Aim: Identify all lines below that hold "ball" and collect them.

Dataset entries:
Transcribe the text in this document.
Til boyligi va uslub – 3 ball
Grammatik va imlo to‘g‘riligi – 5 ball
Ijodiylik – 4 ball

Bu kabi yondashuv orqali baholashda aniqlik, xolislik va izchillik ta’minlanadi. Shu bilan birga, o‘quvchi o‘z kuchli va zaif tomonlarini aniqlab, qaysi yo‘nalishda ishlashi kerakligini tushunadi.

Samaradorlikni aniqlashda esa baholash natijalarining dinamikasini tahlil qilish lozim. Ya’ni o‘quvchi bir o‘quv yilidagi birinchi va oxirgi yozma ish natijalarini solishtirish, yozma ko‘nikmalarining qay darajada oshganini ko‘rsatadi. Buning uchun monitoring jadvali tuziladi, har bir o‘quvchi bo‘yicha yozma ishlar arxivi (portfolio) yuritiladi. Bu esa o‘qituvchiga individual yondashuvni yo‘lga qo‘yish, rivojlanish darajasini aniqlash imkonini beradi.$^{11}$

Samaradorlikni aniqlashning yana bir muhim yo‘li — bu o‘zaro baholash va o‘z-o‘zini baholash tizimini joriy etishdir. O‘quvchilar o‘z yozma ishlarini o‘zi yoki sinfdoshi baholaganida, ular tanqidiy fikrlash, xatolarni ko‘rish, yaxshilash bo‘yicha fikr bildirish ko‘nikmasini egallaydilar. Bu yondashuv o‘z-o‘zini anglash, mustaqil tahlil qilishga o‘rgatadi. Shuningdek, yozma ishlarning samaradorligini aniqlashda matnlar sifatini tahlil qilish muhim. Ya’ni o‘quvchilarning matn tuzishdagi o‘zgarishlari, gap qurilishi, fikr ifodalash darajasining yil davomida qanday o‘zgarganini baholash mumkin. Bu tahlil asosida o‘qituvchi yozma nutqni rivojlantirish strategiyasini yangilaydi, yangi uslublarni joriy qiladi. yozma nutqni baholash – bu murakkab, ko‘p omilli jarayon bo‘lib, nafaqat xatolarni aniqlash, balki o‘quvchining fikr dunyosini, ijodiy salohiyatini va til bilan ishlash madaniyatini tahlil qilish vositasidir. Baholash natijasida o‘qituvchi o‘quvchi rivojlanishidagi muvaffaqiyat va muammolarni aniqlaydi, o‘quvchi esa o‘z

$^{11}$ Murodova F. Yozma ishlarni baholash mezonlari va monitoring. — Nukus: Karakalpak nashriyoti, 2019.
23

Response to the task:
Til boyligi va uslub – 3 ball
Grammatik va imlo to‘g‘riligi – 5 ball
Ijodiylik – 4 ball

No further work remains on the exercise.